**Short problem:**
Take the material below and write it all out again exactly.

(Stored records)
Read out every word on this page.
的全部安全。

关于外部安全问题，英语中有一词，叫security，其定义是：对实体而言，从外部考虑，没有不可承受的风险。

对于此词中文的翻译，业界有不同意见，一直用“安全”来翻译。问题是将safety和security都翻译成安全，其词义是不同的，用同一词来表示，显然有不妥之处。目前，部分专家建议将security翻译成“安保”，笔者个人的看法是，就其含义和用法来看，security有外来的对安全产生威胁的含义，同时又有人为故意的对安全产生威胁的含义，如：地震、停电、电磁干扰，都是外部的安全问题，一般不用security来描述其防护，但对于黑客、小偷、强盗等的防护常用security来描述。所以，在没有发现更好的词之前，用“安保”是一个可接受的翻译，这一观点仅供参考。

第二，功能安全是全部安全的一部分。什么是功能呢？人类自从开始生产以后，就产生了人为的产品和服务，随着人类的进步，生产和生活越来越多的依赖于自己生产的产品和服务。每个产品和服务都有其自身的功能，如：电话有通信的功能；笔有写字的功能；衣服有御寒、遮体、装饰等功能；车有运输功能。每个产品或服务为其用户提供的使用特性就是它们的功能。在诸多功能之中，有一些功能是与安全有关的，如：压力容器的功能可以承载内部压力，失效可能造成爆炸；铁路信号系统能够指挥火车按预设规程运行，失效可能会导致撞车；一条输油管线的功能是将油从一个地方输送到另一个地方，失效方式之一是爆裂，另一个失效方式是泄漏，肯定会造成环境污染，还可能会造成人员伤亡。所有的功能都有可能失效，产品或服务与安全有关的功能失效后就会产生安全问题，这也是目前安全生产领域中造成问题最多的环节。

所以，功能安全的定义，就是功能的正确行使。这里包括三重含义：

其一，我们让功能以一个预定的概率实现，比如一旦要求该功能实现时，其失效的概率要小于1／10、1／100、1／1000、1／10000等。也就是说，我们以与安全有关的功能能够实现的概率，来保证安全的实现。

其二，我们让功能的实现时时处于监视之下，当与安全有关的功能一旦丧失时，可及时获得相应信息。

**Solution to this task:**
Read out every word on this page.
的全部安全。

关于外部安全问题，英语中有一词，叫security，其定义是：对实体而言，从外部考虑，没有不可承受的风险。

对于此词中文的翻译，业界有不同意见，一直用“安全”来翻译。问题是将safety和security都翻译成安全，其词义是不同的，用同一词来表示，显然有不妥之处。目前，部分专家建议将security翻译成“安保”，笔者个人的看法是，就其含义和用法来看，security有外来的对安全产生威胁的含义，同时又有人为故意的对安全产生威胁的含义，如：地震、停电、电磁干扰，都是外部的安全问题，一般不用security来描述其防护，但对于黑客、小偷、强盗等的防护常用security来描述。所以，在没有发现更好的词之前，用“安保”是一个可接受的翻译，这一观点仅供参考。

第二，功能安全是全部安全的一部分。什么是功能呢？人类自从开始生产以后，就产生了人为的产品和服务，随着人类的进步，生产和生活越来越多的依赖于自己生产的产品和服务。每个产品和服务都有其自身的功能，如：电话有通信的功能；笔有写字的功能；衣服有御寒、遮体、装饰等功能；车有运输功能。每个产品或服务为其用户提供的使用特性就是它们的功能。在诸多功能之中，有一些功能是与安全有关的，如：压力容器的功能可以承载内部压力，失效可能造成爆炸；铁路信号系统能够指挥火车按预设规程运行，失效可能会导致撞车；一条输油管线的功能是将油从一个地方输送到另一个地方，失效方式之一是爆裂，另一个失效方式是泄漏，肯定会造成环境污染，还可能会造成人员伤亡。所有的功能都有可能失效，产品或服务与安全有关的功能失效后就会产生安全问题，这也是目前安全生产领域中造成问题最多的环节。

所以，功能安全的定义，就是功能的正确行使。这里包括三重含义：

其一，我们让功能以一个预定的概率实现，比如一旦要求该功能实现时，其失效的概率要小于1／10、1／100、1／1000、1／10000等。也就是说，我们以与安全有关的功能能够实现的概率，来保证安全的实现。

其二，我们让功能的实现时时处于监视之下，当与安全有关的功能一旦丧失时，可及时获得相应信息。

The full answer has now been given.